Work required:
Go through the material below and copy all lines with "wyróżnienie".

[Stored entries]

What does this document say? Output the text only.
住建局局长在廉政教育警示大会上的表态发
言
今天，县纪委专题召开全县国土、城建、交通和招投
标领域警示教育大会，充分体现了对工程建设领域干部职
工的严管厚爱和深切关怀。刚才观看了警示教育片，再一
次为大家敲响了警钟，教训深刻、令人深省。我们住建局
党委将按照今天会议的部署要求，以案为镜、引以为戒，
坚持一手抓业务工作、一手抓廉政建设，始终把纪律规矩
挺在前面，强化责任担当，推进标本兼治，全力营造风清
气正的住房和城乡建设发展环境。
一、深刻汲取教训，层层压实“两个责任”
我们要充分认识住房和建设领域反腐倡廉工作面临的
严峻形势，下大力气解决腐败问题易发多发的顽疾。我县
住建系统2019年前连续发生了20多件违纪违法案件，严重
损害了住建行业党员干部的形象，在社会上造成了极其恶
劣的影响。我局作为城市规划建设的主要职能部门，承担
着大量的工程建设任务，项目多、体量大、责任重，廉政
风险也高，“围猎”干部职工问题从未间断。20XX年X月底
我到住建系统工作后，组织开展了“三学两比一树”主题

--

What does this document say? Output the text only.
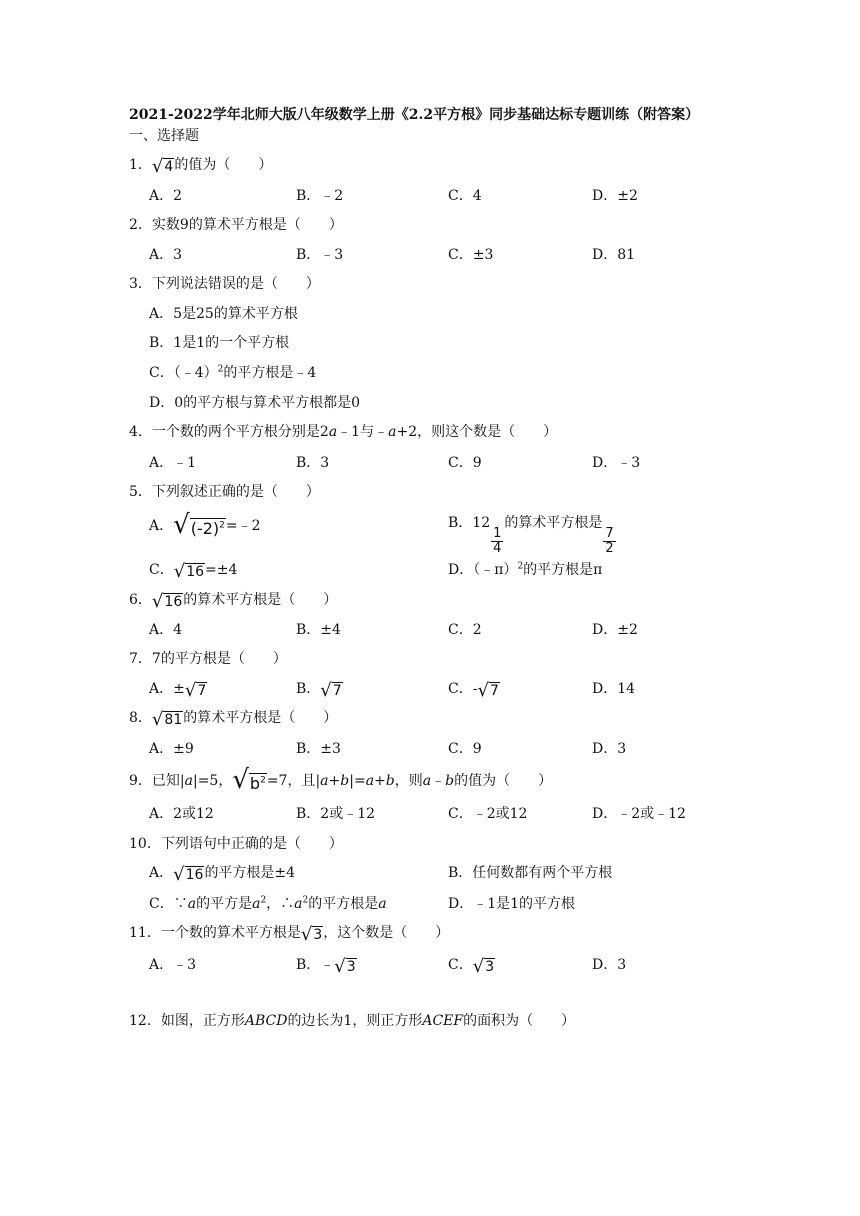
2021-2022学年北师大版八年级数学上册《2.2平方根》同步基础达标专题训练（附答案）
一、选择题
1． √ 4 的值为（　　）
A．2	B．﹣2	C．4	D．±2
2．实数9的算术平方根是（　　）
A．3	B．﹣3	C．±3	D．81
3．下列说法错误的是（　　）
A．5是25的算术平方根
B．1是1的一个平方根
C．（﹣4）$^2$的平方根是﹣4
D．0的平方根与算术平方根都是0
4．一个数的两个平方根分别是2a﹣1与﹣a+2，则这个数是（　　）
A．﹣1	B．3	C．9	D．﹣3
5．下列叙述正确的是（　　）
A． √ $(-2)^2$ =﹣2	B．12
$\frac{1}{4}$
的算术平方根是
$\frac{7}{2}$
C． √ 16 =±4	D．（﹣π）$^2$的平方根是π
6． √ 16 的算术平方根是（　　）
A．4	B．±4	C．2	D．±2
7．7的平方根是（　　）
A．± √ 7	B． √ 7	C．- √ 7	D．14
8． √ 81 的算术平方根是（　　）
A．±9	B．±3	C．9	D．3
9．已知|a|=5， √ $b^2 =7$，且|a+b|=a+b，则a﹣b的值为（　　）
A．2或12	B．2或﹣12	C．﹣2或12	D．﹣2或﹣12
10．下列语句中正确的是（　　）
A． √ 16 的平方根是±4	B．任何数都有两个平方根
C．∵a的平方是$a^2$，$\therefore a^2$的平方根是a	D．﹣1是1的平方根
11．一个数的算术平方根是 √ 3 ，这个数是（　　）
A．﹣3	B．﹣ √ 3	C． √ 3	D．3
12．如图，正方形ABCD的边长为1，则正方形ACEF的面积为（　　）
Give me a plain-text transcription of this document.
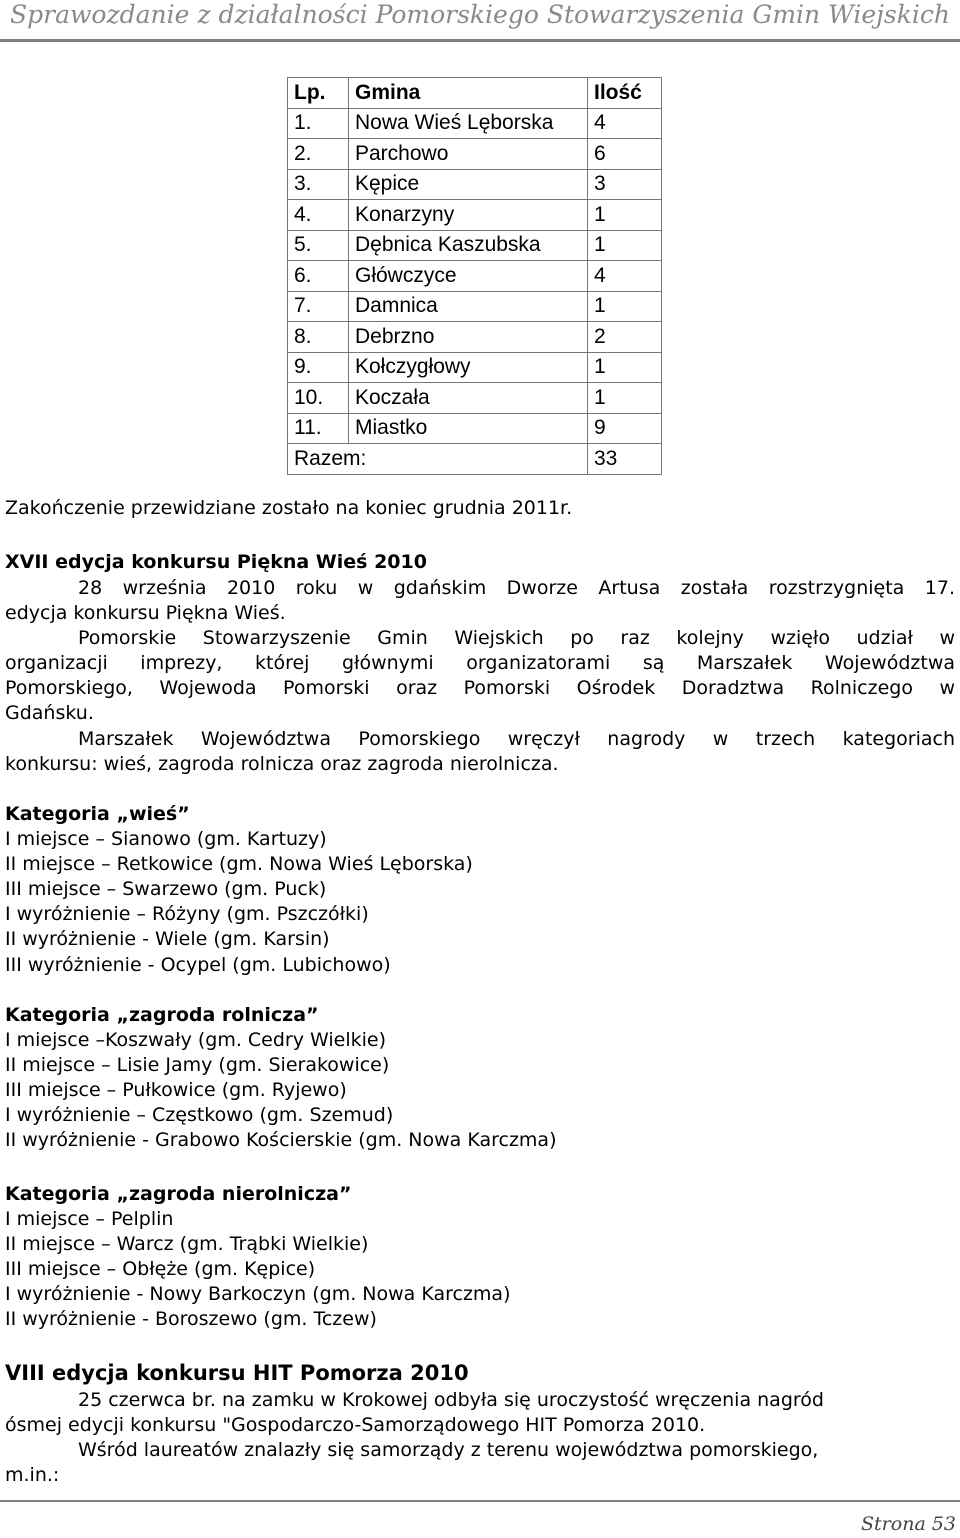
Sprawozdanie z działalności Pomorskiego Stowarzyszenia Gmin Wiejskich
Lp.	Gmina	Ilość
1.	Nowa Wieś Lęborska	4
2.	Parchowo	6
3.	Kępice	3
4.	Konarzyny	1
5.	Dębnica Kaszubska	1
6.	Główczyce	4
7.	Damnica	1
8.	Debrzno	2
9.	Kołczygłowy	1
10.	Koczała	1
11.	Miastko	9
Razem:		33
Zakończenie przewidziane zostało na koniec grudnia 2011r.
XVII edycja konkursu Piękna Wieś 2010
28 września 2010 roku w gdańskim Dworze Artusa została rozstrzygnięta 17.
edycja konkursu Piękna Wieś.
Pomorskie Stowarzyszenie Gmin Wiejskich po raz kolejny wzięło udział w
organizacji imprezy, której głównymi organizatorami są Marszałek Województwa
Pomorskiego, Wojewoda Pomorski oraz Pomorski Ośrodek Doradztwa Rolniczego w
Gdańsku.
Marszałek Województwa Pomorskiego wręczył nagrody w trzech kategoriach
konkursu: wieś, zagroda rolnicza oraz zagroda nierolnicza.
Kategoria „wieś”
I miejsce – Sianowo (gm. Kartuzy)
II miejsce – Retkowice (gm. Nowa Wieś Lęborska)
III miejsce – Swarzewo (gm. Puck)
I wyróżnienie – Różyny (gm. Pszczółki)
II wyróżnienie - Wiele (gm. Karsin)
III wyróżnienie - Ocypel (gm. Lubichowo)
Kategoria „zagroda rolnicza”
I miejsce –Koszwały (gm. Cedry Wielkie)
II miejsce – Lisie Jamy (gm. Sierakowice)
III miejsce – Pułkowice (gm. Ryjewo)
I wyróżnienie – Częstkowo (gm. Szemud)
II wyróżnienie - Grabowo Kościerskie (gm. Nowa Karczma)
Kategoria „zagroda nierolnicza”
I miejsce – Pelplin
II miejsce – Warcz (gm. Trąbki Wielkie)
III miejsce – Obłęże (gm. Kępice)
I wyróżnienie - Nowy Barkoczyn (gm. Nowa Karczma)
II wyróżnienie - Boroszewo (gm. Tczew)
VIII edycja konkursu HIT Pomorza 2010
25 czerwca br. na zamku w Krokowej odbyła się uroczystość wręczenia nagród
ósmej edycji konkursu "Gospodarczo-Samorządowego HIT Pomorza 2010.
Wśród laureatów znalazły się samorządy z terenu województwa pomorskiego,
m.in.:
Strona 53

Reply to the exercise:
I wyróżnienie – Różyny (gm. Pszczółki)
II wyróżnienie - Wiele (gm. Karsin)
III wyróżnienie - Ocypel (gm. Lubichowo)
I wyróżnienie – Częstkowo (gm. Szemud)
II wyróżnienie - Grabowo Kościerskie (gm. Nowa Karczma)
I wyróżnienie - Nowy Barkoczyn (gm. Nowa Karczma)
II wyróżnienie - Boroszewo (gm. Tczew)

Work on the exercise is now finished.